▶ **WHAT IS ASKED**: Select and copy out every line in the records containing "Calcium".

▶ **INFORMATION SUPPLIED**:
====================
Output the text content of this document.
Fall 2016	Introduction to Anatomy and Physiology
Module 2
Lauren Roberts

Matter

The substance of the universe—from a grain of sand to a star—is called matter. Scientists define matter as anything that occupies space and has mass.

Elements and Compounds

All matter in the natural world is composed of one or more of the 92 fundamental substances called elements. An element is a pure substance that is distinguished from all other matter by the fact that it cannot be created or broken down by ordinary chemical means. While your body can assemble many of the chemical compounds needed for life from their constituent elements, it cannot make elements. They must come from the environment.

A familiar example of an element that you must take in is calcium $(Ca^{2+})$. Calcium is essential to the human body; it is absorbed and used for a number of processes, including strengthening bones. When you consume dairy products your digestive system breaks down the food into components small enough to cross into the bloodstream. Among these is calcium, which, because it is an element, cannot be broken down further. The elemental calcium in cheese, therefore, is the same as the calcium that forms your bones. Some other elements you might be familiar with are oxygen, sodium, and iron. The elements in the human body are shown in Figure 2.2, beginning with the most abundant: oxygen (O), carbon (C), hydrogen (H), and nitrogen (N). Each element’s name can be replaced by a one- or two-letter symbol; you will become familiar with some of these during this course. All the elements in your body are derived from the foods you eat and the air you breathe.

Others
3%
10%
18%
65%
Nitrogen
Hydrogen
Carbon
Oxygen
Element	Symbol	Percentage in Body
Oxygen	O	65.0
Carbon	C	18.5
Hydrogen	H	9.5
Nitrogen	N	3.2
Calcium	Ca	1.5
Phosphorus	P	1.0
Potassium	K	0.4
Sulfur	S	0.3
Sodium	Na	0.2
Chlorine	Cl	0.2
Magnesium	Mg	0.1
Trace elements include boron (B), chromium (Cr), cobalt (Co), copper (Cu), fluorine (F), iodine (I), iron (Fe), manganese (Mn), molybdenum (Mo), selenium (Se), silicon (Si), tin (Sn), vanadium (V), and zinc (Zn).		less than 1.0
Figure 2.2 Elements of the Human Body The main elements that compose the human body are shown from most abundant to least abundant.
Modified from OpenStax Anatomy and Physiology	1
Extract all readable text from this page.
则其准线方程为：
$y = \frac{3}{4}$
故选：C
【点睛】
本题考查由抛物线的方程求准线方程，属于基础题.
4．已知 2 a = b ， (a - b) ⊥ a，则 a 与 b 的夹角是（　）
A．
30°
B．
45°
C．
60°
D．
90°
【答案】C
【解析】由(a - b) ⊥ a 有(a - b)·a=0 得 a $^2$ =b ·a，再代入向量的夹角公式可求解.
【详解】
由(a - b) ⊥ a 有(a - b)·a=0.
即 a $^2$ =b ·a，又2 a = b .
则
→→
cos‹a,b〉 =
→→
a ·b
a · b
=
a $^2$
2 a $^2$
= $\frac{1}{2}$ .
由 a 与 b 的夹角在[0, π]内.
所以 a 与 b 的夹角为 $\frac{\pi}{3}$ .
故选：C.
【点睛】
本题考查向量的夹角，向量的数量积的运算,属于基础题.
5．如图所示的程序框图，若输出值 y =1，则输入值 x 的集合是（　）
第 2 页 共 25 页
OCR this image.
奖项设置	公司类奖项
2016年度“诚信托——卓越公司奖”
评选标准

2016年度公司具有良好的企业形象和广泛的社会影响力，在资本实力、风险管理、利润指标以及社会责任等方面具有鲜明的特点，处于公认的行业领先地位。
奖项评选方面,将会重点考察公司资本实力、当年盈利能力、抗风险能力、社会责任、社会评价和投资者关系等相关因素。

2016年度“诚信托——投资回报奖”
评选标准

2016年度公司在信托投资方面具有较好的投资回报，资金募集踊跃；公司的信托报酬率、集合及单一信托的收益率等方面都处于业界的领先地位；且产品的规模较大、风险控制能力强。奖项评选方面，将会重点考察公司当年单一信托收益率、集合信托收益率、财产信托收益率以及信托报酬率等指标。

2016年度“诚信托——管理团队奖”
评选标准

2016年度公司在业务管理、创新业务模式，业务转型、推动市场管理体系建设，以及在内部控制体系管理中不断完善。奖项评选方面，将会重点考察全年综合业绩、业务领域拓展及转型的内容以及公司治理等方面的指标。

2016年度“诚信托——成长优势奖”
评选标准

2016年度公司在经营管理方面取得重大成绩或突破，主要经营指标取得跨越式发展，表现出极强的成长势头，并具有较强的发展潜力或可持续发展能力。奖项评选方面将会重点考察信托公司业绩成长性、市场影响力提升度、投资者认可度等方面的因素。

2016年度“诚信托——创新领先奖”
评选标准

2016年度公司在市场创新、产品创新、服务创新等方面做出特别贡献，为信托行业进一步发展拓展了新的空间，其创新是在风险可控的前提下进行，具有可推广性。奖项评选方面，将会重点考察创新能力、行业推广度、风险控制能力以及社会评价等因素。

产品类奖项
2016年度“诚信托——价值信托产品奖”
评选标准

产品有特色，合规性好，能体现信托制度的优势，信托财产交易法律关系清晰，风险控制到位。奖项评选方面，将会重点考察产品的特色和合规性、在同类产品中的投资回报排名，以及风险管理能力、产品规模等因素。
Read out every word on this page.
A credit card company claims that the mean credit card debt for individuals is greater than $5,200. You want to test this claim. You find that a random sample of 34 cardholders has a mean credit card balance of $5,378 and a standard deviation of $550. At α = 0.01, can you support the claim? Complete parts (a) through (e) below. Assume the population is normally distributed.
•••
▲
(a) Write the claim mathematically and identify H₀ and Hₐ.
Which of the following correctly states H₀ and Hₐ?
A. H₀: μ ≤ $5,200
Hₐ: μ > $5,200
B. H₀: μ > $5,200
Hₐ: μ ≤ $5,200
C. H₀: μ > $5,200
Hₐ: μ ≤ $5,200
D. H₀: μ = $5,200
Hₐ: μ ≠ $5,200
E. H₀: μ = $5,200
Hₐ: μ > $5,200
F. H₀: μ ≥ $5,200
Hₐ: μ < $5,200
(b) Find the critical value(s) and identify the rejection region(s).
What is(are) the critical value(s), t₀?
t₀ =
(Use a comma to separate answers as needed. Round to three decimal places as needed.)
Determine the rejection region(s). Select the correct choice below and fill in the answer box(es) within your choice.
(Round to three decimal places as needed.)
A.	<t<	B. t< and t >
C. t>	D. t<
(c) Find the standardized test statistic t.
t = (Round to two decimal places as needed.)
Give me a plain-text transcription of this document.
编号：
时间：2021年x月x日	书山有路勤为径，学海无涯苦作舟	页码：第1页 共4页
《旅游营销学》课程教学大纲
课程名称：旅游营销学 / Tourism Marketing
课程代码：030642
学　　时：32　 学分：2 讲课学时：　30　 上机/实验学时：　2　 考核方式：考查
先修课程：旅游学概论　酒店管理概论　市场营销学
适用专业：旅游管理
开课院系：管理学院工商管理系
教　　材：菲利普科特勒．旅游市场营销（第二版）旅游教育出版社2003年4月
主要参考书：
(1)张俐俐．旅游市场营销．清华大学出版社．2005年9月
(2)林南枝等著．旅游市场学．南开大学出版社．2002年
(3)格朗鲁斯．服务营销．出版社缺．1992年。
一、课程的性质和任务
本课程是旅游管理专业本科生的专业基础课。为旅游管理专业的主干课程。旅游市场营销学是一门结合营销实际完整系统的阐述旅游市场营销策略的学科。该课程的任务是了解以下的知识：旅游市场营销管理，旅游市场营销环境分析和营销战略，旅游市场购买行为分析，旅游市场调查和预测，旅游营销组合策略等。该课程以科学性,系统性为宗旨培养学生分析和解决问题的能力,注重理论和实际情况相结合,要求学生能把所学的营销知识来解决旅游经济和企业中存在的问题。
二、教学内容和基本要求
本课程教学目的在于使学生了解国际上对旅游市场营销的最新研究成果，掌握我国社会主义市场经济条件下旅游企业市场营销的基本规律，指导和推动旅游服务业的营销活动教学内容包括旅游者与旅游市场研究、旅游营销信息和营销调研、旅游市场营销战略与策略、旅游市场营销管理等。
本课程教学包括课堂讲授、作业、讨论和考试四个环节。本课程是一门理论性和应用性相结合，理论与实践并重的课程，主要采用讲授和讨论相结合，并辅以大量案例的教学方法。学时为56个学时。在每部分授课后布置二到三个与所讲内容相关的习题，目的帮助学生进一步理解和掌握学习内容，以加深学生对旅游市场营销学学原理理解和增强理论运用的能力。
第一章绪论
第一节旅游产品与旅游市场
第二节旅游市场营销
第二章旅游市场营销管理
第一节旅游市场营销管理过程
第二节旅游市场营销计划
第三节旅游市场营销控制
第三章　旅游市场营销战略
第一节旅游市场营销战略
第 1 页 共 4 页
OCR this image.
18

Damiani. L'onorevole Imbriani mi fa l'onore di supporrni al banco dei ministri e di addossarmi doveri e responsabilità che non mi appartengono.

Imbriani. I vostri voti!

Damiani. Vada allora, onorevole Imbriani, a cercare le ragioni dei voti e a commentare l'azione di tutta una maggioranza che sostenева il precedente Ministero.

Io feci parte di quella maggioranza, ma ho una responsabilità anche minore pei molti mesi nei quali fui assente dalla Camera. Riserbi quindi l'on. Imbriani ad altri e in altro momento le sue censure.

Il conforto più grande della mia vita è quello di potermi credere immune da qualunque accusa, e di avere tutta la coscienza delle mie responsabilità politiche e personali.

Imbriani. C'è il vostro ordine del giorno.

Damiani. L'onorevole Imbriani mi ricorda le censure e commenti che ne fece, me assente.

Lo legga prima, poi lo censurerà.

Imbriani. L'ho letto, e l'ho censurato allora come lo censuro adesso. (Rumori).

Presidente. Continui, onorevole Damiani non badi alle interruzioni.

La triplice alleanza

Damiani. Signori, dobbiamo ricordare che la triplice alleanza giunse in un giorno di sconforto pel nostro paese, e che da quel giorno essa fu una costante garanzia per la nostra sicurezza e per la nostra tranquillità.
====================
▶ **COMPLETE ANSWER**:
A familiar example of an element that you must take in is calcium $(Ca^{2+})$. Calcium is essential to the human body; it is absorbed and used for a number of processes, including strengthening bones. When you consume dairy products your digestive system breaks down the food into components small enough to cross into the bloodstream. Among these is calcium, which, because it is an element, cannot be broken down further. The elemental calcium in cheese, therefore, is the same as the calcium that forms your bones. Some other elements you might be familiar with are oxygen, sodium, and iron. The elements in the human body are shown in Figure 2.2, beginning with the most abundant: oxygen (O), carbon (C), hydrogen (H), and nitrogen (N). Each element’s name can be replaced by a one- or two-letter symbol; you will become familiar with some of these during this course. All the elements in your body are derived from the foods you eat and the air you breathe.
Calcium	Ca	1.5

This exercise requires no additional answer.